= TO DO =
Transcribe every line of the records verbatim.

= GIVEN ENTRIES =
──────────────────────────────
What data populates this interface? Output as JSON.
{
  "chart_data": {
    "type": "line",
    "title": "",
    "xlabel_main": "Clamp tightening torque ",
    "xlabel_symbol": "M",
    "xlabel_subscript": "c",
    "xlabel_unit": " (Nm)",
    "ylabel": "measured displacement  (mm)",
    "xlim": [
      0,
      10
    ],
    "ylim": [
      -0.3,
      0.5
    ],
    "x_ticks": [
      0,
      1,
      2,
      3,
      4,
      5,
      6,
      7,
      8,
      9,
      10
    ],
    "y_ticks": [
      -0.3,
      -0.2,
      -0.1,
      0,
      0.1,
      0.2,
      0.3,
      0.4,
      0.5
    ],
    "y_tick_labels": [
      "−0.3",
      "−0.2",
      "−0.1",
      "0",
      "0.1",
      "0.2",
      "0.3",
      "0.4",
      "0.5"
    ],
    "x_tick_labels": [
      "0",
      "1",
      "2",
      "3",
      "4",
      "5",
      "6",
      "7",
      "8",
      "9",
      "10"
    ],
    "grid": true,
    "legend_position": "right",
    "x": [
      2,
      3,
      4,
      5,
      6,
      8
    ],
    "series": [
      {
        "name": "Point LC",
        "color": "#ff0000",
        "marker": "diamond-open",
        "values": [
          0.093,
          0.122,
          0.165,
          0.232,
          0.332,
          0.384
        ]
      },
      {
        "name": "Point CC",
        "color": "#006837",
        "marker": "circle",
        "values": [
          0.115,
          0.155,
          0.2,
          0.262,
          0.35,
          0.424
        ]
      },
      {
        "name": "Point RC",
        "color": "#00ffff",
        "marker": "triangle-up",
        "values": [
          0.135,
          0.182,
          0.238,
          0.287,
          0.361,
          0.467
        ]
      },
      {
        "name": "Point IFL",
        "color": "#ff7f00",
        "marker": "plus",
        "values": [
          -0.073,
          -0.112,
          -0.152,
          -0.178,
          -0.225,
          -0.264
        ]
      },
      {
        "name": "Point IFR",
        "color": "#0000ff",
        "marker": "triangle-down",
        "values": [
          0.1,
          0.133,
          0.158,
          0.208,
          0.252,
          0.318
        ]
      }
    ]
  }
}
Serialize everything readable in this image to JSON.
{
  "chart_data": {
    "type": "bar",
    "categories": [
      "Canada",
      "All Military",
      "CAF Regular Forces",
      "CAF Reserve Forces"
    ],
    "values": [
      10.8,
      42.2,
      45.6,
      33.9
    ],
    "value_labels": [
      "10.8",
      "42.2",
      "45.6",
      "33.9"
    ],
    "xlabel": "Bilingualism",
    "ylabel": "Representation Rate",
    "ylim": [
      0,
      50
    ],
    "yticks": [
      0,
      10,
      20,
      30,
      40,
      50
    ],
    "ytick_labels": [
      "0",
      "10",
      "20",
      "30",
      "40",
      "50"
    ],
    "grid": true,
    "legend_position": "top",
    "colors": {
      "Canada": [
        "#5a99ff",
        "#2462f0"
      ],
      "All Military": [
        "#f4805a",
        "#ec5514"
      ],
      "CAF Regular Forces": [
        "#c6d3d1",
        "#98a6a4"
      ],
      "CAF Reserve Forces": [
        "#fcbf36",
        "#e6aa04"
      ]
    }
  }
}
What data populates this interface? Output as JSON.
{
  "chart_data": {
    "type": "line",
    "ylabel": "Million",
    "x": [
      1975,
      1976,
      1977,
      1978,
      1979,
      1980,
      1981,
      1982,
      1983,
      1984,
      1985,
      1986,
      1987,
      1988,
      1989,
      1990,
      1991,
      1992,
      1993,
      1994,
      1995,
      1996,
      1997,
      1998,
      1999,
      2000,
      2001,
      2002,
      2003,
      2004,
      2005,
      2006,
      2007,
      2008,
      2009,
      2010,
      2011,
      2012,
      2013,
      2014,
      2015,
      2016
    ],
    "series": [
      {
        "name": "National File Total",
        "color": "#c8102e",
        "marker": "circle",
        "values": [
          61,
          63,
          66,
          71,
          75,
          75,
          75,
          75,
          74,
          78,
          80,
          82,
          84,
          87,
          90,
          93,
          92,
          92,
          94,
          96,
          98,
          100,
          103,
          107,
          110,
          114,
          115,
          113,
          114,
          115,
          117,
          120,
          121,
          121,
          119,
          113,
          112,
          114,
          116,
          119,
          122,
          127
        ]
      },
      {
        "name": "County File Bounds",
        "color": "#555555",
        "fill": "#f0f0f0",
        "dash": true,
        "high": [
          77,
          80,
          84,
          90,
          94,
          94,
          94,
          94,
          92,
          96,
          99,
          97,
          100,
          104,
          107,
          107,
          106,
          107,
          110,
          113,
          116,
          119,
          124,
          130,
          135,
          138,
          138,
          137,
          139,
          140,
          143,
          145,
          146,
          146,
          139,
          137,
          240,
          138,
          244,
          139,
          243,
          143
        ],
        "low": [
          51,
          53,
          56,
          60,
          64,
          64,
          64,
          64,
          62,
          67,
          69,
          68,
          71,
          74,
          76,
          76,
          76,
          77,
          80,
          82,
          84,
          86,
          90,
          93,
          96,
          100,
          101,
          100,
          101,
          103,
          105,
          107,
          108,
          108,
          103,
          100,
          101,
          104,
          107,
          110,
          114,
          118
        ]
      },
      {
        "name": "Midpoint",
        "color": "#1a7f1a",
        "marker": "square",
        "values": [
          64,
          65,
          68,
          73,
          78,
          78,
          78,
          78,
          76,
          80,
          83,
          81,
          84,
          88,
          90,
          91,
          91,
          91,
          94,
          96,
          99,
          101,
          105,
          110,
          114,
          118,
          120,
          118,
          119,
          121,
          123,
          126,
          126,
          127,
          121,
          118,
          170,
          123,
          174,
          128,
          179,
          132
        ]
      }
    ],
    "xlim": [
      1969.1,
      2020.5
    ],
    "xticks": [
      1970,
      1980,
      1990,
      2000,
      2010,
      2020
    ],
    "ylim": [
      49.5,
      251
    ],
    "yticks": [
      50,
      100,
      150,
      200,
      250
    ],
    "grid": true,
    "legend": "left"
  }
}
──────────────────────────────
= SOLUTION TO THIS TASK =
What data populates this interface? Output as JSON.
{
  "chart_data": {
    "type": "line",
    "title": "",
    "xlabel_main": "Clamp tightening torque ",
    "xlabel_symbol": "M",
    "xlabel_subscript": "c",
    "xlabel_unit": " (Nm)",
    "ylabel": "measured displacement  (mm)",
    "xlim": [
      0,
      10
    ],
    "ylim": [
      -0.3,
      0.5
    ],
    "x_ticks": [
      0,
      1,
      2,
      3,
      4,
      5,
      6,
      7,
      8,
      9,
      10
    ],
    "y_ticks": [
      -0.3,
      -0.2,
      -0.1,
      0,
      0.1,
      0.2,
      0.3,
      0.4,
      0.5
    ],
    "y_tick_labels": [
      "−0.3",
      "−0.2",
      "−0.1",
      "0",
      "0.1",
      "0.2",
      "0.3",
      "0.4",
      "0.5"
    ],
    "x_tick_labels": [
      "0",
      "1",
      "2",
      "3",
      "4",
      "5",
      "6",
      "7",
      "8",
      "9",
      "10"
    ],
    "grid": true,
    "legend_position": "right",
    "x": [
      2,
      3,
      4,
      5,
      6,
      8
    ],
    "series": [
      {
        "name": "Point LC",
        "color": "#ff0000",
        "marker": "diamond-open",
        "values": [
          0.093,
          0.122,
          0.165,
          0.232,
          0.332,
          0.384
        ]
      },
      {
        "name": "Point CC",
        "color": "#006837",
        "marker": "circle",
        "values": [
          0.115,
          0.155,
          0.2,
          0.262,
          0.35,
          0.424
        ]
      },
      {
        "name": "Point RC",
        "color": "#00ffff",
        "marker": "triangle-up",
        "values": [
          0.135,
          0.182,
          0.238,
          0.287,
          0.361,
          0.467
        ]
      },
      {
        "name": "Point IFL",
        "color": "#ff7f00",
        "marker": "plus",
        "values": [
          -0.073,
          -0.112,
          -0.152,
          -0.178,
          -0.225,
          -0.264
        ]
      },
      {
        "name": "Point IFR",
        "color": "#0000ff",
        "marker": "triangle-down",
        "values": [
          0.1,
          0.133,
          0.158,
          0.208,
          0.252,
          0.318
        ]
      }
    ]
  }
}
Serialize everything readable in this image to JSON.
{
  "chart_data": {
    "type": "bar",
    "categories": [
      "Canada",
      "All Military",
      "CAF Regular Forces",
      "CAF Reserve Forces"
    ],
    "values": [
      10.8,
      42.2,
      45.6,
      33.9
    ],
    "value_labels": [
      "10.8",
      "42.2",
      "45.6",
      "33.9"
    ],
    "xlabel": "Bilingualism",
    "ylabel": "Representation Rate",
    "ylim": [
      0,
      50
    ],
    "yticks": [
      0,
      10,
      20,
      30,
      40,
      50
    ],
    "ytick_labels": [
      "0",
      "10",
      "20",
      "30",
      "40",
      "50"
    ],
    "grid": true,
    "legend_position": "top",
    "colors": {
      "Canada": [
        "#5a99ff",
        "#2462f0"
      ],
      "All Military": [
        "#f4805a",
        "#ec5514"
      ],
      "CAF Regular Forces": [
        "#c6d3d1",
        "#98a6a4"
      ],
      "CAF Reserve Forces": [
        "#fcbf36",
        "#e6aa04"
      ]
    }
  }
}
What data populates this interface? Output as JSON.
{
  "chart_data": {
    "type": "line",
    "ylabel": "Million",
    "x": [
      1975,
      1976,
      1977,
      1978,
      1979,
      1980,
      1981,
      1982,
      1983,
      1984,
      1985,
      1986,
      1987,
      1988,
      1989,
      1990,
      1991,
      1992,
      1993,
      1994,
      1995,
      1996,
      1997,
      1998,
      1999,
      2000,
      2001,
      2002,
      2003,
      2004,
      2005,
      2006,
      2007,
      2008,
      2009,
      2010,
      2011,
      2012,
      2013,
      2014,
      2015,
      2016
    ],
    "series": [
      {
        "name": "National File Total",
        "color": "#c8102e",
        "marker": "circle",
        "values": [
          61,
          63,
          66,
          71,
          75,
          75,
          75,
          75,
          74,
          78,
          80,
          82,
          84,
          87,
          90,
          93,
          92,
          92,
          94,
          96,
          98,
          100,
          103,
          107,
          110,
          114,
          115,
          113,
          114,
          115,
          117,
          120,
          121,
          121,
          119,
          113,
          112,
          114,
          116,
          119,
          122,
          127
        ]
      },
      {
        "name": "County File Bounds",
        "color": "#555555",
        "fill": "#f0f0f0",
        "dash": true,
        "high": [
          77,
          80,
          84,
          90,
          94,
          94,
          94,
          94,
          92,
          96,
          99,
          97,
          100,
          104,
          107,
          107,
          106,
          107,
          110,
          113,
          116,
          119,
          124,
          130,
          135,
          138,
          138,
          137,
          139,
          140,
          143,
          145,
          146,
          146,
          139,
          137,
          240,
          138,
          244,
          139,
          243,
          143
        ],
        "low": [
          51,
          53,
          56,
          60,
          64,
          64,
          64,
          64,
          62,
          67,
          69,
          68,
          71,
          74,
          76,
          76,
          76,
          77,
          80,
          82,
          84,
          86,
          90,
          93,
          96,
          100,
          101,
          100,
          101,
          103,
          105,
          107,
          108,
          108,
          103,
          100,
          101,
          104,
          107,
          110,
          114,
          118
        ]
      },
      {
        "name": "Midpoint",
        "color": "#1a7f1a",
        "marker": "square",
        "values": [
          64,
          65,
          68,
          73,
          78,
          78,
          78,
          78,
          76,
          80,
          83,
          81,
          84,
          88,
          90,
          91,
          91,
          91,
          94,
          96,
          99,
          101,
          105,
          110,
          114,
          118,
          120,
          118,
          119,
          121,
          123,
          126,
          126,
          127,
          121,
          118,
          170,
          123,
          174,
          128,
          179,
          132
        ]
      }
    ],
    "xlim": [
      1969.1,
      2020.5
    ],
    "xticks": [
      1970,
      1980,
      1990,
      2000,
      2010,
      2020
    ],
    "ylim": [
      49.5,
      251
    ],
    "yticks": [
      50,
      100,
      150,
      200,
      250
    ],
    "grid": true,
    "legend": "left"
  }
}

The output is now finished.